* _Dataset records_
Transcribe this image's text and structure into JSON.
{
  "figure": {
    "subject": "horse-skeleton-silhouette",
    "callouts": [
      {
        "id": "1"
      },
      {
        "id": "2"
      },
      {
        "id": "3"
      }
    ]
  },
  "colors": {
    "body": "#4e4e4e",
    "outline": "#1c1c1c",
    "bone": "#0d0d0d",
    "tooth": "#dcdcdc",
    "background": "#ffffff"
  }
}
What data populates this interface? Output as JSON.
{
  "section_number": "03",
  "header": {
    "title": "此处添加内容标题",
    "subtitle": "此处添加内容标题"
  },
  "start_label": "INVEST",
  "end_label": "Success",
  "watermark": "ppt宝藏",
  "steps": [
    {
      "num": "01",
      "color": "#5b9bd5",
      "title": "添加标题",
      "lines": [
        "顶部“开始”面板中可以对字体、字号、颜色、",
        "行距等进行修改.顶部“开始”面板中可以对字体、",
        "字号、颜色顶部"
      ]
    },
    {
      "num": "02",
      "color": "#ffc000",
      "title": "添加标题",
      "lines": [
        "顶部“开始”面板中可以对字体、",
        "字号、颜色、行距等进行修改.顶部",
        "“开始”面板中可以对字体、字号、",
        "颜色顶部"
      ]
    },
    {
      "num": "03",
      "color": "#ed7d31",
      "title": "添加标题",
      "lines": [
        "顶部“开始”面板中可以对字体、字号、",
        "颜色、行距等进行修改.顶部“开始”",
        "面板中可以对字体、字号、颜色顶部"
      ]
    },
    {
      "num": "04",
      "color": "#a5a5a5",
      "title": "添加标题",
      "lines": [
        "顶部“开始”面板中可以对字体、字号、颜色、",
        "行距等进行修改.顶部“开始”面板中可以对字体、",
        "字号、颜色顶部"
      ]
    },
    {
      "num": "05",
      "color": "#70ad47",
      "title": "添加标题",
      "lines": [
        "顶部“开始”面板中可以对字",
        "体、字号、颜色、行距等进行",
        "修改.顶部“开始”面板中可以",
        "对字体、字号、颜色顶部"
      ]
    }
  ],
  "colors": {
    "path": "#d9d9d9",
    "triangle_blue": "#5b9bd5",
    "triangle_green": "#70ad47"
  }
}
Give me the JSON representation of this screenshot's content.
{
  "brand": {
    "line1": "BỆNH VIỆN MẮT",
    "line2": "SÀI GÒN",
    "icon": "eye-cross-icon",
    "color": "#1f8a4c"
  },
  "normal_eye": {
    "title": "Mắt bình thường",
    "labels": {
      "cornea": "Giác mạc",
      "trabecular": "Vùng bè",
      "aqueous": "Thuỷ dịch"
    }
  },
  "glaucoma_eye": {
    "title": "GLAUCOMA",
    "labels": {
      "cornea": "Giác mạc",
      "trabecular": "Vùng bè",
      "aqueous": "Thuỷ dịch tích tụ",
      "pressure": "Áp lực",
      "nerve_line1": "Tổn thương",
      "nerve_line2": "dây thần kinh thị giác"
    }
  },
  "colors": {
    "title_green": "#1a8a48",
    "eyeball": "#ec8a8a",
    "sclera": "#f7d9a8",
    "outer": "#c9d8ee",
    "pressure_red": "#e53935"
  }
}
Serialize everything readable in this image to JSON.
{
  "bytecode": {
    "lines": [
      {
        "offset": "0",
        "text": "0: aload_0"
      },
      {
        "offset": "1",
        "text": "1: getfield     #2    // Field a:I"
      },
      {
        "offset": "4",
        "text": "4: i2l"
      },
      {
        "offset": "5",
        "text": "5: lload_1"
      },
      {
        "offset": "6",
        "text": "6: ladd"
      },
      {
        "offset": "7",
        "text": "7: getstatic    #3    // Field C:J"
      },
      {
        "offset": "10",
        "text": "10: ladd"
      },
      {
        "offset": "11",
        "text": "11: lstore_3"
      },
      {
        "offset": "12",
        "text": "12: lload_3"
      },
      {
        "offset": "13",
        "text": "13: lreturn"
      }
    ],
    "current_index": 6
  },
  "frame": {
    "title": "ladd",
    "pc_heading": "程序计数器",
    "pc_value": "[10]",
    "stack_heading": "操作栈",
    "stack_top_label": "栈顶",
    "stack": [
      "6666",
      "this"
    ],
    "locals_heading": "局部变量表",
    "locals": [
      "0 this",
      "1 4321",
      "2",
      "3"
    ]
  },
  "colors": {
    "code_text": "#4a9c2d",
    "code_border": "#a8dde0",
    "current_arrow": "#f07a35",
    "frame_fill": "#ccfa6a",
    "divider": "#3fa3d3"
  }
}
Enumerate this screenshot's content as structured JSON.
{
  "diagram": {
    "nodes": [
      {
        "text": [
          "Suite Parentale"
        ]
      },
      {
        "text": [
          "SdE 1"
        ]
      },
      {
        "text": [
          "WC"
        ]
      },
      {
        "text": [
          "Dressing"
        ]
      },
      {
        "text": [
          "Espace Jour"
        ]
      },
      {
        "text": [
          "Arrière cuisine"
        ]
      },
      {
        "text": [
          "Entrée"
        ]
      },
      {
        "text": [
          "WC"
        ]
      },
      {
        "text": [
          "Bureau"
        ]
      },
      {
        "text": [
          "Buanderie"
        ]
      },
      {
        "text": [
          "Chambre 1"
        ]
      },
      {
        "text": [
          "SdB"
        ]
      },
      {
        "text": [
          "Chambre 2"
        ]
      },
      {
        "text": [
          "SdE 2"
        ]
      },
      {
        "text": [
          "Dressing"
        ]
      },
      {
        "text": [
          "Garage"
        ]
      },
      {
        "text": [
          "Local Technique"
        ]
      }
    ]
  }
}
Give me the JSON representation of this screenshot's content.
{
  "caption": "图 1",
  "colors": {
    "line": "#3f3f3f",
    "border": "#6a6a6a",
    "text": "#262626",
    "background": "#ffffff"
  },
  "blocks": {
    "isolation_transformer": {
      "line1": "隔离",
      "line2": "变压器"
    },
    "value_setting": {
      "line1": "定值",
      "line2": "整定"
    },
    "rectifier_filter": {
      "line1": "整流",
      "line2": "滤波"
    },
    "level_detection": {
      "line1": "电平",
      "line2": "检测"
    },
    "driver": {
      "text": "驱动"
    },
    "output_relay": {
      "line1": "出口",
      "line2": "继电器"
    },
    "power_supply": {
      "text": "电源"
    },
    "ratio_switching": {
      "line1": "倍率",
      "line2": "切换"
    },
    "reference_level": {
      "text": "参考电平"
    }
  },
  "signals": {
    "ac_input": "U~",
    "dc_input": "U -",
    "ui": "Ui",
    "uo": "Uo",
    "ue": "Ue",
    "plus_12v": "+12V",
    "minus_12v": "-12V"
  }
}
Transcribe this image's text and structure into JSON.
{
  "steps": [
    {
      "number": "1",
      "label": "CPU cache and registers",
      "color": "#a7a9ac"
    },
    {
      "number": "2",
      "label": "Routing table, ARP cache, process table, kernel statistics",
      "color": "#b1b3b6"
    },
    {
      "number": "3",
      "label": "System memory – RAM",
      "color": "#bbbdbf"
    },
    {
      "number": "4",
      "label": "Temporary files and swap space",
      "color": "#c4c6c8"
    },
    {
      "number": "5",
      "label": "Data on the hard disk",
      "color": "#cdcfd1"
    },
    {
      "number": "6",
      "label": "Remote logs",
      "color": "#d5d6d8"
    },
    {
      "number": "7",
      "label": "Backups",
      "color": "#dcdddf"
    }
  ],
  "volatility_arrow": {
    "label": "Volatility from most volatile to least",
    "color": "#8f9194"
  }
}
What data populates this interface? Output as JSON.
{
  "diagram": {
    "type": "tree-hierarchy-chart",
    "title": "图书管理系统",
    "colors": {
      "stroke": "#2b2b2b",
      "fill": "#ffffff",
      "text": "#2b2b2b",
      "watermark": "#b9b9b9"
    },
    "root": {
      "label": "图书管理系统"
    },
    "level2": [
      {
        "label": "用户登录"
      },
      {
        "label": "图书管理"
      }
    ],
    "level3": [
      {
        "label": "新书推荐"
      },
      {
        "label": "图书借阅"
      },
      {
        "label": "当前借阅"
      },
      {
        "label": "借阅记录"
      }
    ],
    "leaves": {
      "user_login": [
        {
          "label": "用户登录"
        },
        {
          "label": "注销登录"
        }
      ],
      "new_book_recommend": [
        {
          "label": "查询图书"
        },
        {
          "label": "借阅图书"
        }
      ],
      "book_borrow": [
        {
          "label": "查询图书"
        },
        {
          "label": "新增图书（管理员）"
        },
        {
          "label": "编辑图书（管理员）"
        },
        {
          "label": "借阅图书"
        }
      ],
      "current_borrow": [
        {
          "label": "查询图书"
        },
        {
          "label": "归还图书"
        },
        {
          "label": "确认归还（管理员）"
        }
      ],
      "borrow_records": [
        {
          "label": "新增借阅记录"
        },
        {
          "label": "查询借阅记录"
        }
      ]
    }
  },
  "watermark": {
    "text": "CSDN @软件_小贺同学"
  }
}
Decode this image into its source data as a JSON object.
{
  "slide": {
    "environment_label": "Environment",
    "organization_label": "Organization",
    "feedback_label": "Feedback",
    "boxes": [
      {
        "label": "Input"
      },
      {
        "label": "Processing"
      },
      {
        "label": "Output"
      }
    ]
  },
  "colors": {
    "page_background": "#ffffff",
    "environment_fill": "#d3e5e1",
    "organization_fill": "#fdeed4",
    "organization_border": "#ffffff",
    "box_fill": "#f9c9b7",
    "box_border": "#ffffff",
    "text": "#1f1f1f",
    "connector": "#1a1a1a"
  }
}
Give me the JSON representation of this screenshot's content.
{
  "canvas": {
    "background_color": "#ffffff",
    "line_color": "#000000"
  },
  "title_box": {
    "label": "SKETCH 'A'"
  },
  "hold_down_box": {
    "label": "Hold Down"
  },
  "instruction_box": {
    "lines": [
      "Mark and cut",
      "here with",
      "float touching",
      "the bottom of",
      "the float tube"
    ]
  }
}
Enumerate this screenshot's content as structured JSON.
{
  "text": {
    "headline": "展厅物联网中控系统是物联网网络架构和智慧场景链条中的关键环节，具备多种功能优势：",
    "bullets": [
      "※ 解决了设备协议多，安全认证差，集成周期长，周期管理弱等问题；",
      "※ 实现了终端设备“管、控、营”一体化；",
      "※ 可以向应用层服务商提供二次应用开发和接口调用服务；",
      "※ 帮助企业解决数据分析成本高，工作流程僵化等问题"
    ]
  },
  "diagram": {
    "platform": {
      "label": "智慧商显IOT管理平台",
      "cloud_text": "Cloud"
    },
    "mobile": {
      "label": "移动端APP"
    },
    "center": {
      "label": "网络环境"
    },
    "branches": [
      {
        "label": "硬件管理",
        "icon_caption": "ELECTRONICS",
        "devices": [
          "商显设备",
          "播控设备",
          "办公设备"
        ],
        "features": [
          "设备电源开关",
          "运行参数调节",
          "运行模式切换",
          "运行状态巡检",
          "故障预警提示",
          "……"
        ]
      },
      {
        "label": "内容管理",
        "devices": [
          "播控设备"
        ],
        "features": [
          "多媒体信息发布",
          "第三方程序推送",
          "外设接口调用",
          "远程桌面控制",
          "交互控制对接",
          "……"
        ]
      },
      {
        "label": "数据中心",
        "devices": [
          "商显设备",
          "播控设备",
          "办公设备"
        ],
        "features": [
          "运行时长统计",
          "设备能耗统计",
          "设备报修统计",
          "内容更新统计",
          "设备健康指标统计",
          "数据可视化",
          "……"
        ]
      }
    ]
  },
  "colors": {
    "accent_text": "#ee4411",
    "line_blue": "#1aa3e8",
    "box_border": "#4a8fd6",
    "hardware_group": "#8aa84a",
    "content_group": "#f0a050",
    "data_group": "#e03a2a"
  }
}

* _Do this_
Which lines in the records above contain the string "颜色顶部"? Copy each one.

* _Full output_
        "字号、颜色顶部"
        "颜色顶部"
        "面板中可以对字体、字号、颜色顶部"
        "字号、颜色顶部"
        "对字体、字号、颜色顶部"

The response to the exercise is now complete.